TASK INSTRUCTIONS: Repeat everything in the material exactly.

··· SOURCE RECORDS ···

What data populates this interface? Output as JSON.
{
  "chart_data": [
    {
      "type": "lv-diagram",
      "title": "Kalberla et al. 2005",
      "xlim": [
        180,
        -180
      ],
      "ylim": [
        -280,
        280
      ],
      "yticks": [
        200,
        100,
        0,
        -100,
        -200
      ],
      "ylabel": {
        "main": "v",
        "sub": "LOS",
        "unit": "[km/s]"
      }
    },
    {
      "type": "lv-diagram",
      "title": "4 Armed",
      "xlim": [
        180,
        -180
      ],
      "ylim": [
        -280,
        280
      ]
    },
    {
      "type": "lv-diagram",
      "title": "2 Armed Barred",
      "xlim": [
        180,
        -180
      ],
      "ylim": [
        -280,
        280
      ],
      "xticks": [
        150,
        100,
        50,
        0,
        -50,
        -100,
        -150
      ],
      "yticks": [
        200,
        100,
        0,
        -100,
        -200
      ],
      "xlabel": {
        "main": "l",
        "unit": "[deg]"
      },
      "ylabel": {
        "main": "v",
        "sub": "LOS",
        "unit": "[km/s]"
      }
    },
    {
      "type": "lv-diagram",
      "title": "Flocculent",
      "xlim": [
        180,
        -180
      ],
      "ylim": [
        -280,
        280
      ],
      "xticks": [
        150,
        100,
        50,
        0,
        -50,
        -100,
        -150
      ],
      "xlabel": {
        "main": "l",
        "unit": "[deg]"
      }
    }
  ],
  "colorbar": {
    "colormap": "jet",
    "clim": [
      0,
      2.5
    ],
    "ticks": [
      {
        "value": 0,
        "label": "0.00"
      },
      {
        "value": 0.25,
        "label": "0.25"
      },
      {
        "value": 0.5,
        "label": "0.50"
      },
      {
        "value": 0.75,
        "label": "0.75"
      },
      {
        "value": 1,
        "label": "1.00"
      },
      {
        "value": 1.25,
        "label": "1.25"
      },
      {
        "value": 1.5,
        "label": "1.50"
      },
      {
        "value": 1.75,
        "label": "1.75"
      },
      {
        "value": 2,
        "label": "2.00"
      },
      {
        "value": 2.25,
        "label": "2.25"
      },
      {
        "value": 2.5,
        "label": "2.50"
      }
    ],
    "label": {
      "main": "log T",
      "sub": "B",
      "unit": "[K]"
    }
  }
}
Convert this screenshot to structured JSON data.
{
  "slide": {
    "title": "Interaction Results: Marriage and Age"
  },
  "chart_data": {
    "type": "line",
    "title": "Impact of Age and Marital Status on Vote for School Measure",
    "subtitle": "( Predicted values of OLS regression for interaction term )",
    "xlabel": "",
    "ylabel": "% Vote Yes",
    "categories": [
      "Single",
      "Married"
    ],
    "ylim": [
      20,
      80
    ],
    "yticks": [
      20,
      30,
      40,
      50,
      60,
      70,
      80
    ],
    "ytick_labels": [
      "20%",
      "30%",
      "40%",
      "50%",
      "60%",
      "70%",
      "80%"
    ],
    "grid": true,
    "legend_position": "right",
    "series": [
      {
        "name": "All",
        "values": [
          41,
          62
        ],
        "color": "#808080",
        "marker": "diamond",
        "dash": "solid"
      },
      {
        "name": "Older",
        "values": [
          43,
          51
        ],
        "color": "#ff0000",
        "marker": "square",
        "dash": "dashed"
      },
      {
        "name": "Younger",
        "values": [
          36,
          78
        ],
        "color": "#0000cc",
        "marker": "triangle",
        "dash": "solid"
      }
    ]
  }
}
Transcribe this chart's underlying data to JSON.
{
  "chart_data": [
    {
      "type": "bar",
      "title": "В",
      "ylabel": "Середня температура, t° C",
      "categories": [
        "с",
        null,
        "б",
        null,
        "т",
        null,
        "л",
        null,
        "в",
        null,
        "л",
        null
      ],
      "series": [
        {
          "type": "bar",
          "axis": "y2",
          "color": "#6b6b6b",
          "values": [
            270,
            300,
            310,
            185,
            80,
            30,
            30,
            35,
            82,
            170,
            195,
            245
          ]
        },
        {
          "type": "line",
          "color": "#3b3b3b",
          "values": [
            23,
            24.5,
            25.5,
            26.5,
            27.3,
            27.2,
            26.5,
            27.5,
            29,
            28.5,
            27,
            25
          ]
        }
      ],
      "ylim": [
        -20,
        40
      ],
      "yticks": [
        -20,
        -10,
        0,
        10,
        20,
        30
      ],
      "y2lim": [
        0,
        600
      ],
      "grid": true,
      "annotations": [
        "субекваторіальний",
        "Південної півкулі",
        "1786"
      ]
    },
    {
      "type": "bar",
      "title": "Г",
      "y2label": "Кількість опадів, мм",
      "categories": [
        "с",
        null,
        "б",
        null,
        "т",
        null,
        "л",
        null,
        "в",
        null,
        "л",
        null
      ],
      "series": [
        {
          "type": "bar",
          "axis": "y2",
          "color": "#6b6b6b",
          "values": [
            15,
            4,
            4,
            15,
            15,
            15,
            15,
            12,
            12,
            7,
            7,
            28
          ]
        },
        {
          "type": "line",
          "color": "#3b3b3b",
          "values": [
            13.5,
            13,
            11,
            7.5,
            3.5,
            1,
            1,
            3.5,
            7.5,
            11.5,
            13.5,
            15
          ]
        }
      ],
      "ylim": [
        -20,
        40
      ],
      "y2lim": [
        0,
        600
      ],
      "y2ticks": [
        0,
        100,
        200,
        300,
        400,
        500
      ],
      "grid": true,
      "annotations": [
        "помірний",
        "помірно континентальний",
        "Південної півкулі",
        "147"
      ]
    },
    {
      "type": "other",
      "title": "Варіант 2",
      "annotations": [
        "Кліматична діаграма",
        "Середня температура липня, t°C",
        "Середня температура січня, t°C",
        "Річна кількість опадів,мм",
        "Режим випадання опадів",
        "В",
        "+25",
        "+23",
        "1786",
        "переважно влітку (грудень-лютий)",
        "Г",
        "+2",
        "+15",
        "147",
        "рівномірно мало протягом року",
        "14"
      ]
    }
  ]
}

···

FINISHED EXERCISE:
What data populates this interface? Output as JSON.
{
  "chart_data": [
    {
      "type": "lv-diagram",
      "title": "Kalberla et al. 2005",
      "xlim": [
        180,
        -180
      ],
      "ylim": [
        -280,
        280
      ],
      "yticks": [
        200,
        100,
        0,
        -100,
        -200
      ],
      "ylabel": {
        "main": "v",
        "sub": "LOS",
        "unit": "[km/s]"
      }
    },
    {
      "type": "lv-diagram",
      "title": "4 Armed",
      "xlim": [
        180,
        -180
      ],
      "ylim": [
        -280,
        280
      ]
    },
    {
      "type": "lv-diagram",
      "title": "2 Armed Barred",
      "xlim": [
        180,
        -180
      ],
      "ylim": [
        -280,
        280
      ],
      "xticks": [
        150,
        100,
        50,
        0,
        -50,
        -100,
        -150
      ],
      "yticks": [
        200,
        100,
        0,
        -100,
        -200
      ],
      "xlabel": {
        "main": "l",
        "unit": "[deg]"
      },
      "ylabel": {
        "main": "v",
        "sub": "LOS",
        "unit": "[km/s]"
      }
    },
    {
      "type": "lv-diagram",
      "title": "Flocculent",
      "xlim": [
        180,
        -180
      ],
      "ylim": [
        -280,
        280
      ],
      "xticks": [
        150,
        100,
        50,
        0,
        -50,
        -100,
        -150
      ],
      "xlabel": {
        "main": "l",
        "unit": "[deg]"
      }
    }
  ],
  "colorbar": {
    "colormap": "jet",
    "clim": [
      0,
      2.5
    ],
    "ticks": [
      {
        "value": 0,
        "label": "0.00"
      },
      {
        "value": 0.25,
        "label": "0.25"
      },
      {
        "value": 0.5,
        "label": "0.50"
      },
      {
        "value": 0.75,
        "label": "0.75"
      },
      {
        "value": 1,
        "label": "1.00"
      },
      {
        "value": 1.25,
        "label": "1.25"
      },
      {
        "value": 1.5,
        "label": "1.50"
      },
      {
        "value": 1.75,
        "label": "1.75"
      },
      {
        "value": 2,
        "label": "2.00"
      },
      {
        "value": 2.25,
        "label": "2.25"
      },
      {
        "value": 2.5,
        "label": "2.50"
      }
    ],
    "label": {
      "main": "log T",
      "sub": "B",
      "unit": "[K]"
    }
  }
}
Convert this screenshot to structured JSON data.
{
  "slide": {
    "title": "Interaction Results: Marriage and Age"
  },
  "chart_data": {
    "type": "line",
    "title": "Impact of Age and Marital Status on Vote for School Measure",
    "subtitle": "( Predicted values of OLS regression for interaction term )",
    "xlabel": "",
    "ylabel": "% Vote Yes",
    "categories": [
      "Single",
      "Married"
    ],
    "ylim": [
      20,
      80
    ],
    "yticks": [
      20,
      30,
      40,
      50,
      60,
      70,
      80
    ],
    "ytick_labels": [
      "20%",
      "30%",
      "40%",
      "50%",
      "60%",
      "70%",
      "80%"
    ],
    "grid": true,
    "legend_position": "right",
    "series": [
      {
        "name": "All",
        "values": [
          41,
          62
        ],
        "color": "#808080",
        "marker": "diamond",
        "dash": "solid"
      },
      {
        "name": "Older",
        "values": [
          43,
          51
        ],
        "color": "#ff0000",
        "marker": "square",
        "dash": "dashed"
      },
      {
        "name": "Younger",
        "values": [
          36,
          78
        ],
        "color": "#0000cc",
        "marker": "triangle",
        "dash": "solid"
      }
    ]
  }
}
Transcribe this chart's underlying data to JSON.
{
  "chart_data": [
    {
      "type": "bar",
      "title": "В",
      "ylabel": "Середня температура, t° C",
      "categories": [
        "с",
        null,
        "б",
        null,
        "т",
        null,
        "л",
        null,
        "в",
        null,
        "л",
        null
      ],
      "series": [
        {
          "type": "bar",
          "axis": "y2",
          "color": "#6b6b6b",
          "values": [
            270,
            300,
            310,
            185,
            80,
            30,
            30,
            35,
            82,
            170,
            195,
            245
          ]
        },
        {
          "type": "line",
          "color": "#3b3b3b",
          "values": [
            23,
            24.5,
            25.5,
            26.5,
            27.3,
            27.2,
            26.5,
            27.5,
            29,
            28.5,
            27,
            25
          ]
        }
      ],
      "ylim": [
        -20,
        40
      ],
      "yticks": [
        -20,
        -10,
        0,
        10,
        20,
        30
      ],
      "y2lim": [
        0,
        600
      ],
      "grid": true,
      "annotations": [
        "субекваторіальний",
        "Південної півкулі",
        "1786"
      ]
    },
    {
      "type": "bar",
      "title": "Г",
      "y2label": "Кількість опадів, мм",
      "categories": [
        "с",
        null,
        "б",
        null,
        "т",
        null,
        "л",
        null,
        "в",
        null,
        "л",
        null
      ],
      "series": [
        {
          "type": "bar",
          "axis": "y2",
          "color": "#6b6b6b",
          "values": [
            15,
            4,
            4,
            15,
            15,
            15,
            15,
            12,
            12,
            7,
            7,
            28
          ]
        },
        {
          "type": "line",
          "color": "#3b3b3b",
          "values": [
            13.5,
            13,
            11,
            7.5,
            3.5,
            1,
            1,
            3.5,
            7.5,
            11.5,
            13.5,
            15
          ]
        }
      ],
      "ylim": [
        -20,
        40
      ],
      "y2lim": [
        0,
        600
      ],
      "y2ticks": [
        0,
        100,
        200,
        300,
        400,
        500
      ],
      "grid": true,
      "annotations": [
        "помірний",
        "помірно континентальний",
        "Південної півкулі",
        "147"
      ]
    },
    {
      "type": "other",
      "title": "Варіант 2",
      "annotations": [
        "Кліматична діаграма",
        "Середня температура липня, t°C",
        "Середня температура січня, t°C",
        "Річна кількість опадів,мм",
        "Режим випадання опадів",
        "В",
        "+25",
        "+23",
        "1786",
        "переважно влітку (грудень-лютий)",
        "Г",
        "+2",
        "+15",
        "147",
        "рівномірно мало протягом року",
        "14"
      ]
    }
  ]
}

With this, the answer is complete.